## [EXERCISE PROMPT]
Return every line of the listing below unchanged, but leave out the pictures.

## [PROVIDED INFORMATION]
-- BEGIN --

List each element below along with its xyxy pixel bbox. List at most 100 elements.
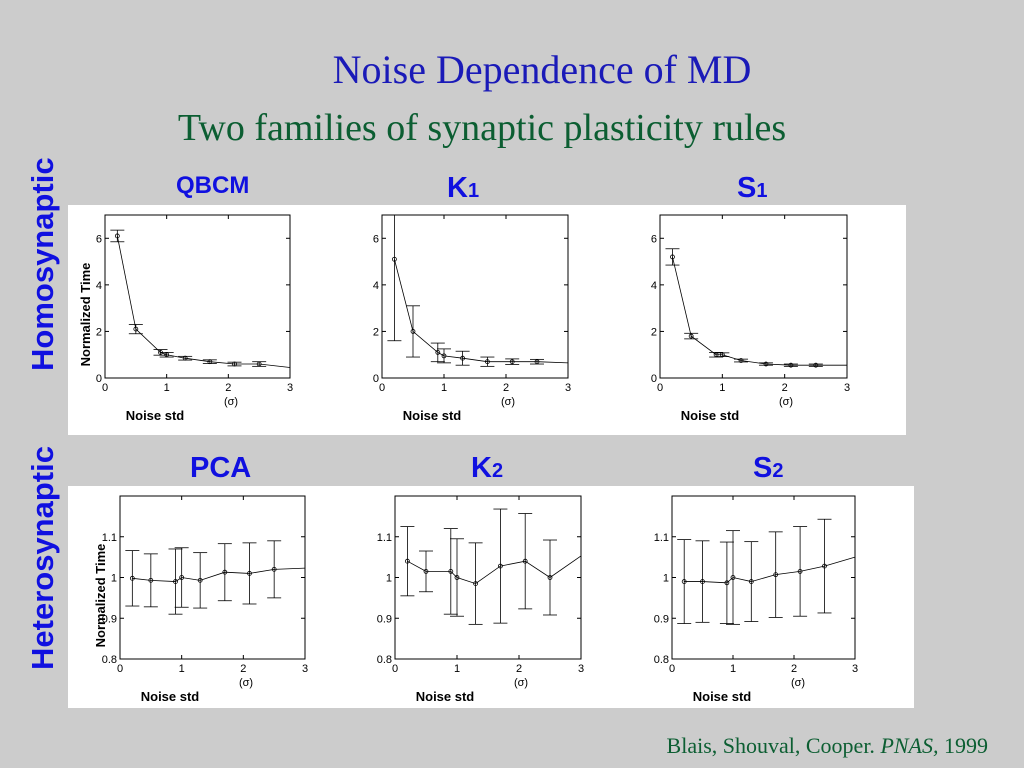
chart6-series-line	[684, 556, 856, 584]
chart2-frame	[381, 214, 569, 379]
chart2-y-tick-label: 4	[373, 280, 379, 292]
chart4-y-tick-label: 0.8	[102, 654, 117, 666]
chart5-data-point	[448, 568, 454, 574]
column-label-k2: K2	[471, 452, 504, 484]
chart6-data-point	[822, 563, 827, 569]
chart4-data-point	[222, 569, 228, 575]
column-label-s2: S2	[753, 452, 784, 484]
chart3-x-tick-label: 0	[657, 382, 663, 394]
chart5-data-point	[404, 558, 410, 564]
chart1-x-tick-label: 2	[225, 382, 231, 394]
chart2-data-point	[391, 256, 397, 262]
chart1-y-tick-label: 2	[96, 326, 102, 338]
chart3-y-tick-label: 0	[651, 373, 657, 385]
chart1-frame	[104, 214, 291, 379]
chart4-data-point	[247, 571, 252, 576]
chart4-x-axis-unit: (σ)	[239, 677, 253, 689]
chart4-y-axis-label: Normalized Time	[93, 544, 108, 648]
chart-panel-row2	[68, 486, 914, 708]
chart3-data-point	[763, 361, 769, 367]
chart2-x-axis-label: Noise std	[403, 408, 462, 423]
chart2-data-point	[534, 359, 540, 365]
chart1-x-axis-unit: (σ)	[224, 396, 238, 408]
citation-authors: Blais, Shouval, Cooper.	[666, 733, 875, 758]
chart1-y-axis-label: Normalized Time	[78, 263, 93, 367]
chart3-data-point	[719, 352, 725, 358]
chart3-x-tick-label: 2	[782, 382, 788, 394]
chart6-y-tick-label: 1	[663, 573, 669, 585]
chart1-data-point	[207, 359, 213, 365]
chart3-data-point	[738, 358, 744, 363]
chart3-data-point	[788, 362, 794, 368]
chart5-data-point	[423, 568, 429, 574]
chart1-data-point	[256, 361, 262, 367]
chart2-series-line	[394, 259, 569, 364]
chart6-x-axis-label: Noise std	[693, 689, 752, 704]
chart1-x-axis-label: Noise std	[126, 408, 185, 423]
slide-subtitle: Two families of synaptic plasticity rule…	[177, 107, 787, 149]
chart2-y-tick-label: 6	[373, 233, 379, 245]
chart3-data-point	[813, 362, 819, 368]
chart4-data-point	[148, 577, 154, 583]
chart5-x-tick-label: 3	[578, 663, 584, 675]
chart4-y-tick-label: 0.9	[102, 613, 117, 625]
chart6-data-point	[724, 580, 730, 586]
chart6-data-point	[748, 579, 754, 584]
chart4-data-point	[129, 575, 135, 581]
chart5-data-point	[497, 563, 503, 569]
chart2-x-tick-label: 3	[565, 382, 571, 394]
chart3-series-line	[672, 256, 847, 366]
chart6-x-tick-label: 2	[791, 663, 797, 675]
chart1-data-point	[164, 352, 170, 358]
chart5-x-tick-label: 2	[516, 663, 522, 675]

-- END --

## [THE REPLY]
List each element below along with its xyxy pixel bbox. List at most 100 elements.
chart6-series-line	[684, 556, 856, 584]
chart2-frame	[381, 214, 569, 379]
chart2-y-tick-label: 4	[373, 280, 379, 292]
chart4-y-tick-label: 0.8	[102, 654, 117, 666]
chart5-data-point	[448, 568, 454, 574]
column-label-k2: K2	[471, 452, 504, 484]
chart6-data-point	[822, 563, 827, 569]
chart4-data-point	[222, 569, 228, 575]
column-label-s2: S2	[753, 452, 784, 484]
chart3-x-tick-label: 0	[657, 382, 663, 394]
chart5-data-point	[404, 558, 410, 564]
chart1-x-tick-label: 2	[225, 382, 231, 394]
chart2-data-point	[391, 256, 397, 262]
chart1-y-tick-label: 2	[96, 326, 102, 338]
chart3-y-tick-label: 0	[651, 373, 657, 385]
chart1-frame	[104, 214, 291, 379]
chart4-data-point	[247, 571, 252, 576]
chart4-x-axis-unit: (σ)	[239, 677, 253, 689]
chart4-y-axis-label: Normalized Time	[93, 544, 108, 648]
chart-panel-row2	[68, 486, 914, 708]
chart3-data-point	[763, 361, 769, 367]
chart2-x-axis-label: Noise std	[403, 408, 462, 423]
chart2-data-point	[534, 359, 540, 365]
chart1-x-axis-unit: (σ)	[224, 396, 238, 408]
citation-authors: Blais, Shouval, Cooper.	[666, 733, 875, 758]
chart1-y-axis-label: Normalized Time	[78, 263, 93, 367]
chart3-data-point	[719, 352, 725, 358]
chart3-x-tick-label: 2	[782, 382, 788, 394]
chart6-y-tick-label: 1	[663, 573, 669, 585]
chart1-data-point	[207, 359, 213, 365]
chart3-data-point	[738, 358, 744, 363]
chart3-data-point	[788, 362, 794, 368]
chart5-data-point	[423, 568, 429, 574]
chart1-data-point	[256, 361, 262, 367]
chart2-series-line	[394, 259, 569, 364]
chart6-x-axis-label: Noise std	[693, 689, 752, 704]
chart1-x-axis-label: Noise std	[126, 408, 185, 423]
slide-subtitle: Two families of synaptic plasticity rule…	[177, 107, 787, 149]
chart2-y-tick-label: 6	[373, 233, 379, 245]
chart3-data-point	[813, 362, 819, 368]
chart4-data-point	[148, 577, 154, 583]
chart5-x-tick-label: 3	[578, 663, 584, 675]
chart4-y-tick-label: 0.9	[102, 613, 117, 625]
chart6-data-point	[724, 580, 730, 586]
chart6-data-point	[748, 579, 754, 584]
chart4-data-point	[129, 575, 135, 581]
chart5-data-point	[497, 563, 503, 569]
chart2-x-tick-label: 3	[565, 382, 571, 394]
chart3-series-line	[672, 256, 847, 366]
chart6-x-tick-label: 2	[791, 663, 797, 675]
chart1-data-point	[164, 352, 170, 358]
chart5-x-tick-label: 2	[516, 663, 522, 675]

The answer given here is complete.